To be done
From the entries below, copy every line where the string "text" appears.

— begin —

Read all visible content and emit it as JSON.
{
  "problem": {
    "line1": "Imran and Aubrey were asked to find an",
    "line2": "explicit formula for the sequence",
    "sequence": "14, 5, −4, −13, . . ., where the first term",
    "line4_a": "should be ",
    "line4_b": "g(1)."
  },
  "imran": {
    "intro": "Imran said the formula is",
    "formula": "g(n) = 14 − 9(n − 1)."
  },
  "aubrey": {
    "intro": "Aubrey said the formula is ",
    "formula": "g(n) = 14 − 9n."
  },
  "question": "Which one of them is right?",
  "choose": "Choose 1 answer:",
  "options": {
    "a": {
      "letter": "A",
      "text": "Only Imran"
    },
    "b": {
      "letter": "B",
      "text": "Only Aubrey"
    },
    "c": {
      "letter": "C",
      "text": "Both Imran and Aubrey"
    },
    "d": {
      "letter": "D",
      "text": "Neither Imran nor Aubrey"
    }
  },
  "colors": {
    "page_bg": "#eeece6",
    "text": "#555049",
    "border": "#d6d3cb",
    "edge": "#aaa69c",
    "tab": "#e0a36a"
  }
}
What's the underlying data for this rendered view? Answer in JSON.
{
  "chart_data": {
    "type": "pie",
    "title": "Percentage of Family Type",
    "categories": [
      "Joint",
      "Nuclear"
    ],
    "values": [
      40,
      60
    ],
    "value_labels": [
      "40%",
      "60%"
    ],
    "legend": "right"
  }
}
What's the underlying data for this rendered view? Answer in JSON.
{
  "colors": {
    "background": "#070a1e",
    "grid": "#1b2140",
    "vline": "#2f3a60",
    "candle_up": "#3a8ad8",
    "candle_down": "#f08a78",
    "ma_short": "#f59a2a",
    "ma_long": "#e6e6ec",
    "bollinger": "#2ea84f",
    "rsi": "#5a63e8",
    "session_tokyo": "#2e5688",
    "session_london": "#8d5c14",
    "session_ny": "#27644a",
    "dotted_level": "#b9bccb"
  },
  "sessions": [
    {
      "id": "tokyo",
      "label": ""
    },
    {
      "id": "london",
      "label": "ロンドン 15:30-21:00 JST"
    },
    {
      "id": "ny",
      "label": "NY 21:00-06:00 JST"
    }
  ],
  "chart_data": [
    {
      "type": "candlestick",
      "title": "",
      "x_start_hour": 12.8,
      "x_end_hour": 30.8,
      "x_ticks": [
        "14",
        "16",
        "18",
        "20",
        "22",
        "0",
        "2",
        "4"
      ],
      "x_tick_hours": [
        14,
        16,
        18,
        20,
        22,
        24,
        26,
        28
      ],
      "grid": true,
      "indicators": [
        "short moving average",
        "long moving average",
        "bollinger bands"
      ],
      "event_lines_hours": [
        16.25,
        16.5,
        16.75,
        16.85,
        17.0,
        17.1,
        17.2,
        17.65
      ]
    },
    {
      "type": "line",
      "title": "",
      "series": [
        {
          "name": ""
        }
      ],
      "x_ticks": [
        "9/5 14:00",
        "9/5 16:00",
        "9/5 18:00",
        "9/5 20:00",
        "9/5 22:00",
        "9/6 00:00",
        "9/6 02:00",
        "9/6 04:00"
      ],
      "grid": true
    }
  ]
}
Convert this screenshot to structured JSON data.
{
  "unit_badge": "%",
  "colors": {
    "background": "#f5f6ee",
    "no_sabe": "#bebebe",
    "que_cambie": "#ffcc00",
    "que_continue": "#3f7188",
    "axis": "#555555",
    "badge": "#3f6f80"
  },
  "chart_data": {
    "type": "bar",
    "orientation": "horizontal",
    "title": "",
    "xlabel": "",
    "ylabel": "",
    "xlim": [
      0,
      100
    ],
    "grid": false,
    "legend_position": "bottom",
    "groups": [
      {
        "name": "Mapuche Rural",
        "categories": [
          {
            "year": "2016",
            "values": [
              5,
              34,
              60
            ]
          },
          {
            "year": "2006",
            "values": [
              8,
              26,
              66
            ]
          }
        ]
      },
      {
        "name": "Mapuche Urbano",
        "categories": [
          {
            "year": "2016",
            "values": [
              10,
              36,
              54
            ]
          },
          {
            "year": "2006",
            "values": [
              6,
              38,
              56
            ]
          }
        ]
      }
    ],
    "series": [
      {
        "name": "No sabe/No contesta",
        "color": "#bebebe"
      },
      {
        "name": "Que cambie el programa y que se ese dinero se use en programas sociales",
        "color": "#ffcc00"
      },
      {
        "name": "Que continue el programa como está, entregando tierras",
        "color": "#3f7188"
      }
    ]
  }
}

— end —

Output below
      "text": "Only Imran"
      "text": "Only Aubrey"
      "text": "Both Imran and Aubrey"
      "text": "Neither Imran nor Aubrey"
    "text": "#555049",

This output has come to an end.